_EXERCISE INSTRUCTIONS_
Gather, from the listing beneath this task, every line holding the string "الطبيعي".

_INPUT FOR THIS TASK_
>>>

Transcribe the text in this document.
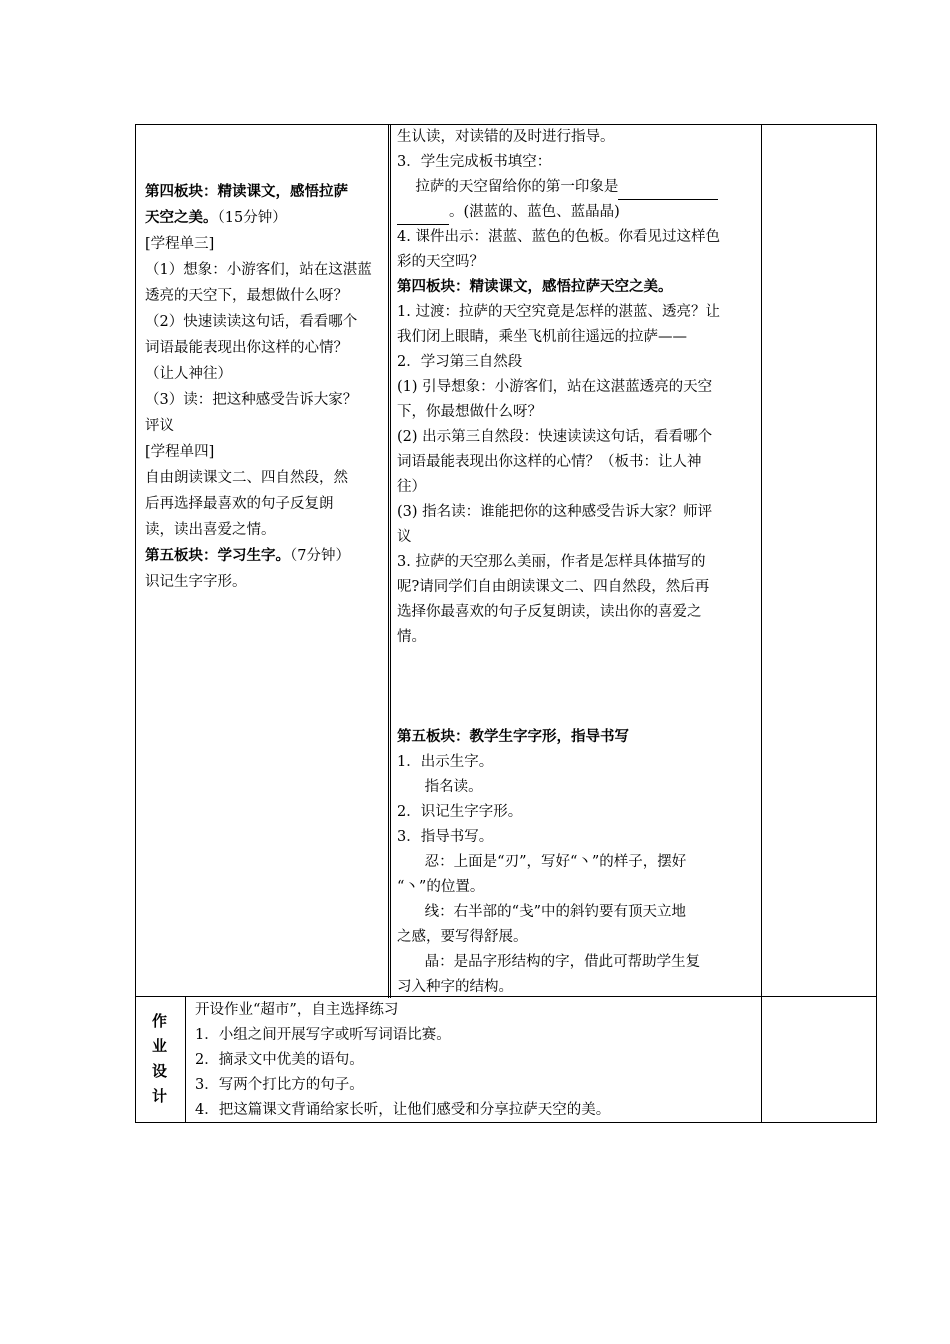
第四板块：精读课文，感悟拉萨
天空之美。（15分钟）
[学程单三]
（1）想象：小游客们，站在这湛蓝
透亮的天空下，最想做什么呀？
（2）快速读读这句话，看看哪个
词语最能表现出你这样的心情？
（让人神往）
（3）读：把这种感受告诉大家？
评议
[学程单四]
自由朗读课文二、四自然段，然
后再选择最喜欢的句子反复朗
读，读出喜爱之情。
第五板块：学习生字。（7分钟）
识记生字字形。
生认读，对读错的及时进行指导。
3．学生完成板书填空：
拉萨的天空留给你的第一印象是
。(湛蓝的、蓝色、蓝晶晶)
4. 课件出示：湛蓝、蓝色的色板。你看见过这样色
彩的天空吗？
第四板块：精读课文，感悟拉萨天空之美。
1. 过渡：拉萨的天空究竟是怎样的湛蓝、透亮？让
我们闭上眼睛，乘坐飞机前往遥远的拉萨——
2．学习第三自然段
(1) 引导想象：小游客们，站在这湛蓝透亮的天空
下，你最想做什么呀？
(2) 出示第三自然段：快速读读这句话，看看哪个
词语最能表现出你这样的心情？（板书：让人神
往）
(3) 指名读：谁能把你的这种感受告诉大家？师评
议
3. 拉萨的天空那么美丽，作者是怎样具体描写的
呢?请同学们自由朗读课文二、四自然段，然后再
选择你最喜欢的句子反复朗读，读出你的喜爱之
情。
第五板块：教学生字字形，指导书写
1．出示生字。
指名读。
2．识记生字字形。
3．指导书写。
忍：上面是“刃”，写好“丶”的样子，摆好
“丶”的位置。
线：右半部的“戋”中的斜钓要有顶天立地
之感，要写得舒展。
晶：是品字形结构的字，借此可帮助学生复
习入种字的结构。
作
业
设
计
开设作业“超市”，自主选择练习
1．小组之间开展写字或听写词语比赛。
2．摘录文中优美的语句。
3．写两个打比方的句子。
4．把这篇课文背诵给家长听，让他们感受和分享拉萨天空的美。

<<<
>>>

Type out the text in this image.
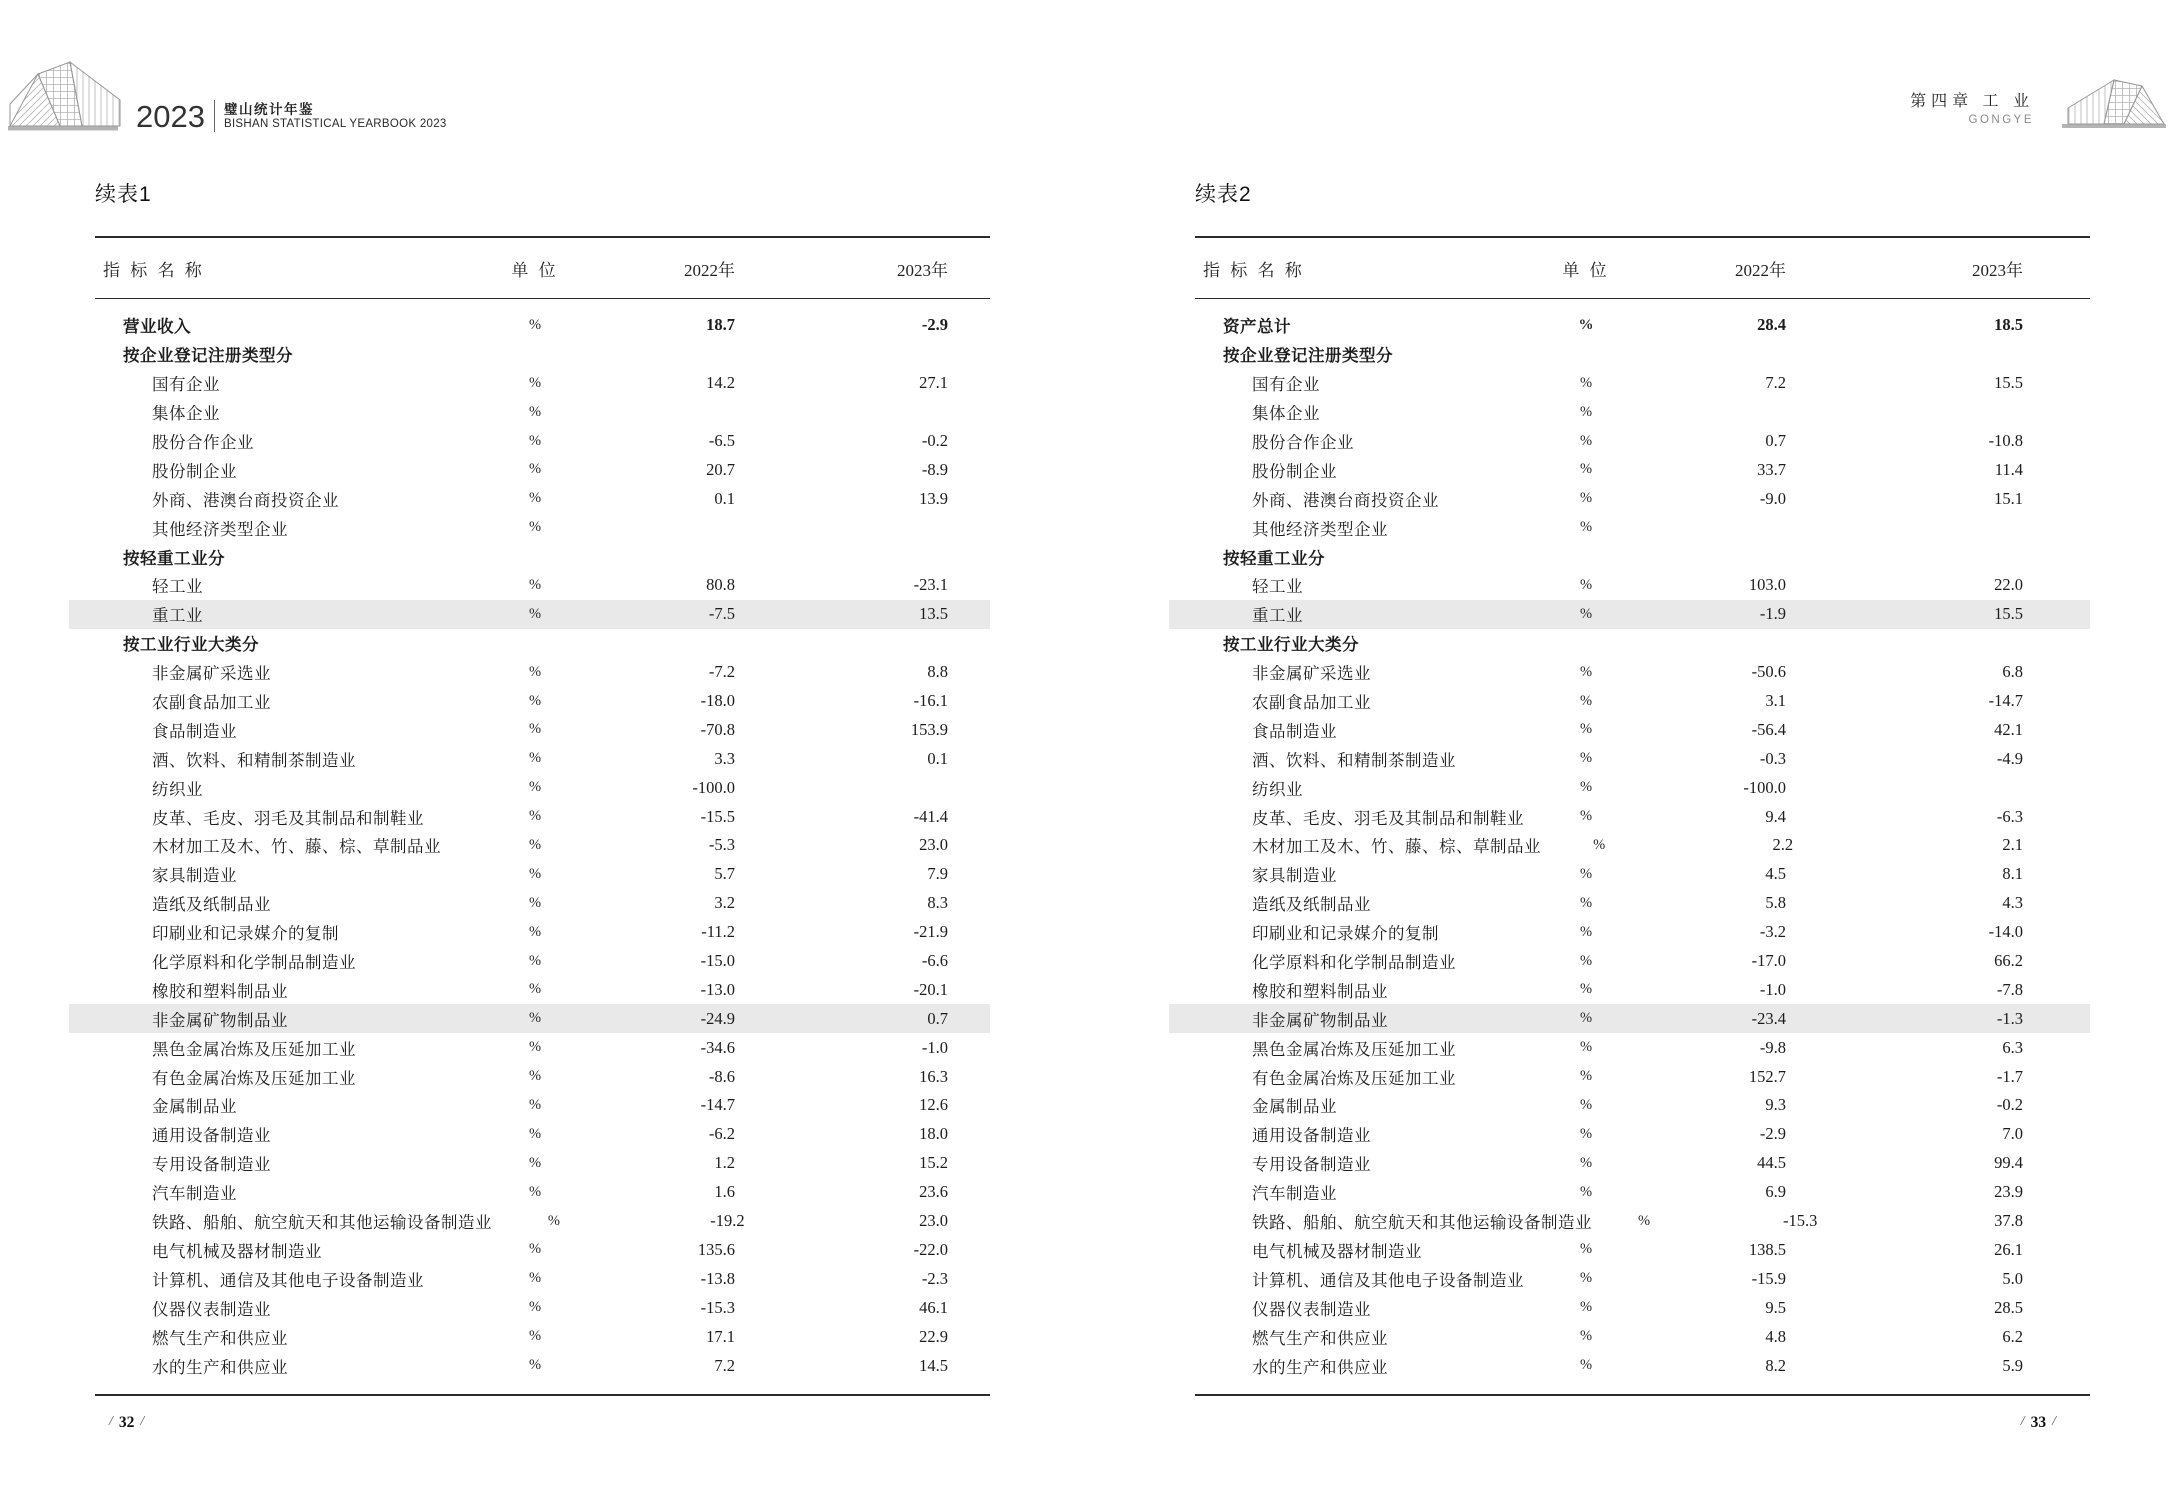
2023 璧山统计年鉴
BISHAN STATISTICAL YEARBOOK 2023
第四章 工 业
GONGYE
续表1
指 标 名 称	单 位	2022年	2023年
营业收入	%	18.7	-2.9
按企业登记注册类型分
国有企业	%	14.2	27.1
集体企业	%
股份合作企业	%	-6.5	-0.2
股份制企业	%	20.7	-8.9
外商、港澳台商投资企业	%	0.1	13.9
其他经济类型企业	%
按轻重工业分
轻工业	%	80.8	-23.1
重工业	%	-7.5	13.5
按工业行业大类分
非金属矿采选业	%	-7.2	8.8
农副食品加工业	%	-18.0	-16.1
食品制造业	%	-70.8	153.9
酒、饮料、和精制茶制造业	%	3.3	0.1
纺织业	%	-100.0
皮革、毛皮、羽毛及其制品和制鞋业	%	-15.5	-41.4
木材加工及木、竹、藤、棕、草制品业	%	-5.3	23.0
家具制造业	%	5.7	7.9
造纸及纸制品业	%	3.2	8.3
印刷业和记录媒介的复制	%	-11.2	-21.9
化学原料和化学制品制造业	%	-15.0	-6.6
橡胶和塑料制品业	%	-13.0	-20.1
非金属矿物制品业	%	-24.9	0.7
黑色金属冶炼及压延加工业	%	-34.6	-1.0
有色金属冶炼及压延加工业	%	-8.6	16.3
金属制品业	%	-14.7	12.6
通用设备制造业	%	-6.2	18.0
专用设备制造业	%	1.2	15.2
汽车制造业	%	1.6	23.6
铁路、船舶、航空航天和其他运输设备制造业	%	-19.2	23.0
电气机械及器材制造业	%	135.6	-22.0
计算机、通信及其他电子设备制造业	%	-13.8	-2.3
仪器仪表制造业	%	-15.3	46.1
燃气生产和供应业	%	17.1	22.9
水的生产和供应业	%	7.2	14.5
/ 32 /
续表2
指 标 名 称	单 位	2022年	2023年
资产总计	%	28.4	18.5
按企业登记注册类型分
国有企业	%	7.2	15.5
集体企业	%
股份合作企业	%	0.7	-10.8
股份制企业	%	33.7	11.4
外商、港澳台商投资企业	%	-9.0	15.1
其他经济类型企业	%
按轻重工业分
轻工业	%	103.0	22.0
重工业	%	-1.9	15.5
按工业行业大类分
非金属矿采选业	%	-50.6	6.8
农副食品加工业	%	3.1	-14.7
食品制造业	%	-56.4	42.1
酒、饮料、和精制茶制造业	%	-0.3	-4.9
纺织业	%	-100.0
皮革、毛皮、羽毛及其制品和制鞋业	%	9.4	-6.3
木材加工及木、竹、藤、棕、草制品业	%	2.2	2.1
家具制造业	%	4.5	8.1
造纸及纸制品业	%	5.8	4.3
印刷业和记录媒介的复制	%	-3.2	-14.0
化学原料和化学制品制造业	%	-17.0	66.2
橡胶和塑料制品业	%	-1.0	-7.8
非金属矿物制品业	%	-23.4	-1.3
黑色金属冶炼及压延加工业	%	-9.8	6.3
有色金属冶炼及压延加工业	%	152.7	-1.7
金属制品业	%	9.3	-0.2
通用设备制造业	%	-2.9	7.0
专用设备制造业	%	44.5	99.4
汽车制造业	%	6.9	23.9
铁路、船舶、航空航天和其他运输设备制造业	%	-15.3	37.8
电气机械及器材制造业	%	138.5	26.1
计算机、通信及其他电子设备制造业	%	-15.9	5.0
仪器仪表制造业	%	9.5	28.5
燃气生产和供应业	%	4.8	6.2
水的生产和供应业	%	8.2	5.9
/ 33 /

<<<
>>>

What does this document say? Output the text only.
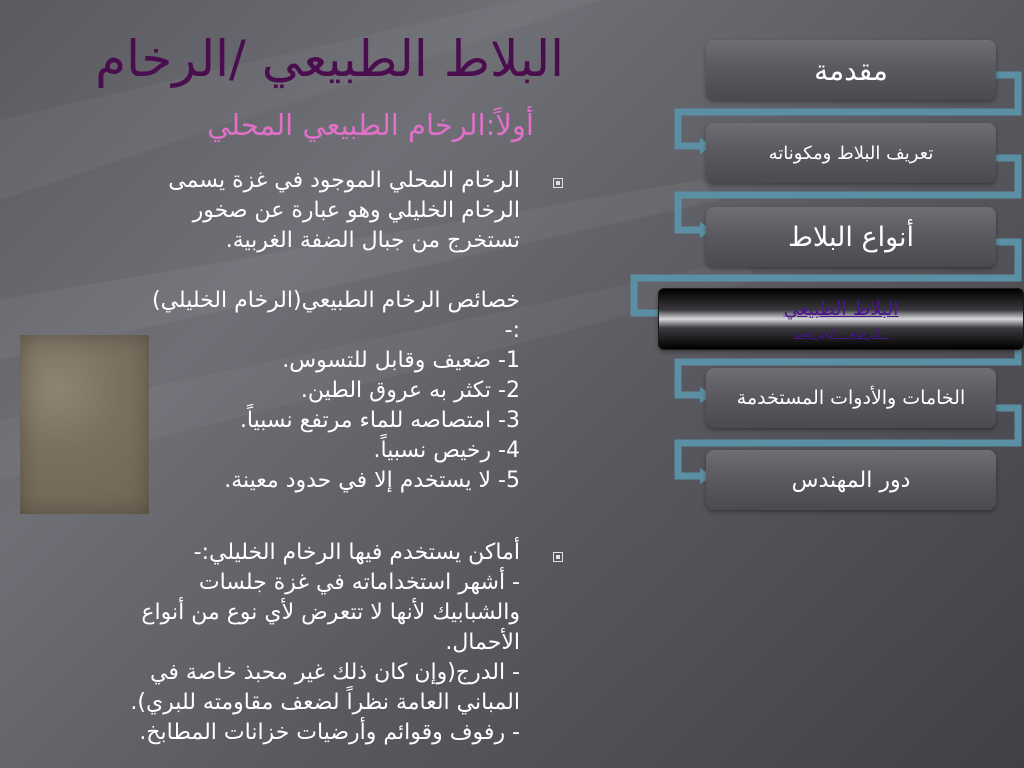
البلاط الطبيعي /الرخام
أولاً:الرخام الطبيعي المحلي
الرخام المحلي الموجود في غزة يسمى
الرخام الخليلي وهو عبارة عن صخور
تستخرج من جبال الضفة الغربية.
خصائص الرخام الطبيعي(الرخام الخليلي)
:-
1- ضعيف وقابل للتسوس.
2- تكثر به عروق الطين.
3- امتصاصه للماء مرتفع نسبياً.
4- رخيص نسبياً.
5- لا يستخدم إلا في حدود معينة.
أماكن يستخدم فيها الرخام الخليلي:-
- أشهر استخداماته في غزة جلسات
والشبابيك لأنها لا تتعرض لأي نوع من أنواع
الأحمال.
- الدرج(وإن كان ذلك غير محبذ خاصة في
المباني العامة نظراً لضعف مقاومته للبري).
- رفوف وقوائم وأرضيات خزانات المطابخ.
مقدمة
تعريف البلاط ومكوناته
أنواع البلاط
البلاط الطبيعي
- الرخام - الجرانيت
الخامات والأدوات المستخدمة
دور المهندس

<<<

_OUTPUT BELOW_
البلاط الطبيعي /الرخام
أولاً:الرخام الطبيعي المحلي
خصائص الرخام الطبيعي(الرخام الخليلي)
البلاط الطبيعي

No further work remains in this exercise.